— REQUIRED WORK —
Reproduce the material word for word, from its first line through the line that contains "colorbar-level-label: 11 bbox=[697, 461, 716, 477]", including both of those lines.
───── TASK INPUTS
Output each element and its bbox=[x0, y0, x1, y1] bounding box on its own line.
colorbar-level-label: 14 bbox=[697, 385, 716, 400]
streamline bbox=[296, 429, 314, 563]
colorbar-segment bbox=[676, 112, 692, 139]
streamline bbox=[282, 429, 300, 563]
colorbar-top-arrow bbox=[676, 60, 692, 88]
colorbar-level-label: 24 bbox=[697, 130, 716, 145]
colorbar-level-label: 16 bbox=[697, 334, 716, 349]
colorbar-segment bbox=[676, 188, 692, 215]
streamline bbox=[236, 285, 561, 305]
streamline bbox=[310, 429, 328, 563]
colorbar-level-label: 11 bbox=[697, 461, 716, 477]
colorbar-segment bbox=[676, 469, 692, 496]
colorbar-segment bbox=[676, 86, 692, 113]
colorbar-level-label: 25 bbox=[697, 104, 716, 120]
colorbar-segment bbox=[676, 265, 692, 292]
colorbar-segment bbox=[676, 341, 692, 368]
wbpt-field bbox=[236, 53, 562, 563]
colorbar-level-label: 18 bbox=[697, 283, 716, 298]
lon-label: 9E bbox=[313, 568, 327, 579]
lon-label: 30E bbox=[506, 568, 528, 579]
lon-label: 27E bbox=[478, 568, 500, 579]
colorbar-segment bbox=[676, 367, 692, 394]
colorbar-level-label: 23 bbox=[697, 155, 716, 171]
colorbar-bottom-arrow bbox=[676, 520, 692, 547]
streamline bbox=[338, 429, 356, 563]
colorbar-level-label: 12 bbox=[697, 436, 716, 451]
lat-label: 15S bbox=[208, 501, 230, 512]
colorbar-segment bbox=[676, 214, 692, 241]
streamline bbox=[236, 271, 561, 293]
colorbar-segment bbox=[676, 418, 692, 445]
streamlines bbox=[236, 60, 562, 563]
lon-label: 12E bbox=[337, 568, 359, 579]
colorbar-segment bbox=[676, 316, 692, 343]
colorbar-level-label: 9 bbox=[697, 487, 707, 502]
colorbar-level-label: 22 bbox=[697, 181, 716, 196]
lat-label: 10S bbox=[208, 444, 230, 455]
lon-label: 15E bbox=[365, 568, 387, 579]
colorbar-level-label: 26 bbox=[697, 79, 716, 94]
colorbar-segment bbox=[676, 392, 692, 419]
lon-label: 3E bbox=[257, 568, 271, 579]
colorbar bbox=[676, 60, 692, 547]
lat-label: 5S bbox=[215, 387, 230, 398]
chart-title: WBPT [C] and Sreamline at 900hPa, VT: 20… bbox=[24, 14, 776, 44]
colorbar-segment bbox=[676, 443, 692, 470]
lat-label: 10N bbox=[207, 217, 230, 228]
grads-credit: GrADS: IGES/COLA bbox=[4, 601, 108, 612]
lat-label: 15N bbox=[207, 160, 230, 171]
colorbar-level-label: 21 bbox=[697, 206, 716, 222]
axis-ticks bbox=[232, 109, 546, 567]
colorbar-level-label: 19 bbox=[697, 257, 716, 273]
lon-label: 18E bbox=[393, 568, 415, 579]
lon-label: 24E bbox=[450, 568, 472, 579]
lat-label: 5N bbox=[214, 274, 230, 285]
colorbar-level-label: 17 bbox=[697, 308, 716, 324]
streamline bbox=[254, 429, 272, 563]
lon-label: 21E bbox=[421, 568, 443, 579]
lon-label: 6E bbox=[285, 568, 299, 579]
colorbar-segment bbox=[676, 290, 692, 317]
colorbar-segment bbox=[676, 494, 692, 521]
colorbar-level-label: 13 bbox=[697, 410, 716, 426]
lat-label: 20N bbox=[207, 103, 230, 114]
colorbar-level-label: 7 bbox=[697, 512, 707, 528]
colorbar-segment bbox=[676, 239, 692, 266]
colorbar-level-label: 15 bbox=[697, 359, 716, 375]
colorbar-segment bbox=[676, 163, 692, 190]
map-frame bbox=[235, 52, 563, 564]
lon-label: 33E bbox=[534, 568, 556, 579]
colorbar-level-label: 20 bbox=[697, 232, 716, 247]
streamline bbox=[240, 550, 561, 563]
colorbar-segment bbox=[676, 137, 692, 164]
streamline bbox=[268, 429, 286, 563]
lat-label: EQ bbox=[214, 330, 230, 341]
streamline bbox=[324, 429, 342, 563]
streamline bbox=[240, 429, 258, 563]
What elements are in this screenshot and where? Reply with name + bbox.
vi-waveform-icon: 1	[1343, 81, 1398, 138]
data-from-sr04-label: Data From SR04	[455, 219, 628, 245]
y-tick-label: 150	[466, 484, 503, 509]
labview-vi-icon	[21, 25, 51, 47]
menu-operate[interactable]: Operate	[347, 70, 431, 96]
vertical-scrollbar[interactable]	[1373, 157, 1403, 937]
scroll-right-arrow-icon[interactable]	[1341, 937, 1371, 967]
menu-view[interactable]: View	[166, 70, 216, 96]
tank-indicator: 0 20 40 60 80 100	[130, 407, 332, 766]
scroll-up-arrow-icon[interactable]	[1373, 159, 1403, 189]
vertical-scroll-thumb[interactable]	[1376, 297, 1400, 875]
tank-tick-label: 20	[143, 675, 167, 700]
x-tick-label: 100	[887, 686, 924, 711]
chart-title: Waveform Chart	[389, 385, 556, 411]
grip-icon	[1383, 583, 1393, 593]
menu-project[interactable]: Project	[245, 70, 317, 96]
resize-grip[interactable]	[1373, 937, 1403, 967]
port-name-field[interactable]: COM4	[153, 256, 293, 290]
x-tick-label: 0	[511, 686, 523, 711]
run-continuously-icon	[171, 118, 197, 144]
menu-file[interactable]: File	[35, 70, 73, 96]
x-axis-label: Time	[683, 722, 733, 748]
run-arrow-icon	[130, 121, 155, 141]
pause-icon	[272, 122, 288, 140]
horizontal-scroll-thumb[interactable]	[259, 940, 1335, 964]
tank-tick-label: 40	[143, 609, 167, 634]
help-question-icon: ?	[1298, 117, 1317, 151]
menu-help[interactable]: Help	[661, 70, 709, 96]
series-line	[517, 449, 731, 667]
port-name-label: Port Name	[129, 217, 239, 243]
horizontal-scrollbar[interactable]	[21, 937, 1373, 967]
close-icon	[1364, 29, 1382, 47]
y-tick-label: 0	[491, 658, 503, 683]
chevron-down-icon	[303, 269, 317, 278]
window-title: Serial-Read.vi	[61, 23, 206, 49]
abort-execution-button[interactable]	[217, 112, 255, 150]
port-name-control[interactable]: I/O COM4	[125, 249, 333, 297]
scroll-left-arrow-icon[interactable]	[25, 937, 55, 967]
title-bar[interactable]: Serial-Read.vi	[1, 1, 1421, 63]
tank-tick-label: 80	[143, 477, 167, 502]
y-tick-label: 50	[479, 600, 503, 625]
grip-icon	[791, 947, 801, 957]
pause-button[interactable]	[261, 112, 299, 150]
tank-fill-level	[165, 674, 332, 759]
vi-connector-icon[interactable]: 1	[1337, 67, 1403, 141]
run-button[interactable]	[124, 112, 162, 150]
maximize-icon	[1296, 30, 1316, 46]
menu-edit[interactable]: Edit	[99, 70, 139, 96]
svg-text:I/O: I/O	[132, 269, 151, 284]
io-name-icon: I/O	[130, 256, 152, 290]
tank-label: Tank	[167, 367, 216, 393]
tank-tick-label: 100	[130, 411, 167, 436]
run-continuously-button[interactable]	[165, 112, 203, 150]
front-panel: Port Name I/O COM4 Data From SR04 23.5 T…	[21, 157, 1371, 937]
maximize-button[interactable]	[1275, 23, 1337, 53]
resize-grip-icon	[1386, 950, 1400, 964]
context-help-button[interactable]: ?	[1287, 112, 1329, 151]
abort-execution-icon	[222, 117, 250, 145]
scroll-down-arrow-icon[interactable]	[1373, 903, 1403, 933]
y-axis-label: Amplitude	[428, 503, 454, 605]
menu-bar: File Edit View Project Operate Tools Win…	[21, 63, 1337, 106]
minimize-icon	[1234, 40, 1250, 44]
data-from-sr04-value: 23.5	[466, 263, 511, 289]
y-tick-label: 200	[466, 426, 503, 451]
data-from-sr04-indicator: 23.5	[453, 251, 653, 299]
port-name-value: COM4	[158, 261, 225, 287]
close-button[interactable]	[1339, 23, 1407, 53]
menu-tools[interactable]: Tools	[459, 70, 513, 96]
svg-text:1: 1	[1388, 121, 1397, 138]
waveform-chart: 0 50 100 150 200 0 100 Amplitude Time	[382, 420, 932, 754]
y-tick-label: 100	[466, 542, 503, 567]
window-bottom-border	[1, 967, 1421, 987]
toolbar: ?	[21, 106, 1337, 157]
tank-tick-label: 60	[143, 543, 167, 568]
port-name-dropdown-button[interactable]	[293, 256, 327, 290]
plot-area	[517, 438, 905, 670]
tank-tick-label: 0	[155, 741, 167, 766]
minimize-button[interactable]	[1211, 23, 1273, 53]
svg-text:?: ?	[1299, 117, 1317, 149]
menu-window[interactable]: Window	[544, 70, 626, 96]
──────────
— ANSWER FOR THE TASK —
Output each element and its bbox=[x0, y0, x1, y1] bounding box on its own line.
colorbar-level-label: 14 bbox=[697, 385, 716, 400]
streamline bbox=[296, 429, 314, 563]
colorbar-segment bbox=[676, 112, 692, 139]
streamline bbox=[282, 429, 300, 563]
colorbar-top-arrow bbox=[676, 60, 692, 88]
colorbar-level-label: 24 bbox=[697, 130, 716, 145]
colorbar-level-label: 16 bbox=[697, 334, 716, 349]
colorbar-segment bbox=[676, 188, 692, 215]
streamline bbox=[236, 285, 561, 305]
streamline bbox=[310, 429, 328, 563]
colorbar-level-label: 11 bbox=[697, 461, 716, 477]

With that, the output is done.